§ DATASET CONTENT
******************************

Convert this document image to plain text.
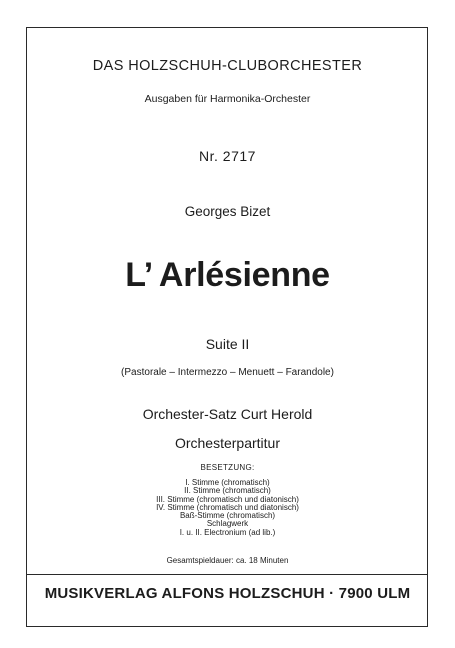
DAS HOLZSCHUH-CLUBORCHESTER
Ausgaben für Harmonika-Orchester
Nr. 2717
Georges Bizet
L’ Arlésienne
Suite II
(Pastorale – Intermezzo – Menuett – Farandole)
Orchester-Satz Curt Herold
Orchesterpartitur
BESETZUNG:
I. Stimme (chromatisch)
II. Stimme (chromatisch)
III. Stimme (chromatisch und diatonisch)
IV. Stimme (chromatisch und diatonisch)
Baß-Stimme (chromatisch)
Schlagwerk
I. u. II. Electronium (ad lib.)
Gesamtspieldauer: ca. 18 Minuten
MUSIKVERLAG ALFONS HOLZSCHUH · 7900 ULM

******************************

§ WHAT IS ASKED
Reproduce the material above in full and without alteration, but skip all pictures.

§ RESPONSE
Convert this document image to plain text.
DAS HOLZSCHUH-CLUBORCHESTER
Ausgaben für Harmonika-Orchester
Nr. 2717
Georges Bizet
L’ Arlésienne
Suite II
(Pastorale – Intermezzo – Menuett – Farandole)
Orchester-Satz Curt Herold
Orchesterpartitur
BESETZUNG:
I. Stimme (chromatisch)
II. Stimme (chromatisch)
III. Stimme (chromatisch und diatonisch)
IV. Stimme (chromatisch und diatonisch)
Baß-Stimme (chromatisch)
Schlagwerk
I. u. II. Electronium (ad lib.)
Gesamtspieldauer: ca. 18 Minuten
MUSIKVERLAG ALFONS HOLZSCHUH · 7900 ULM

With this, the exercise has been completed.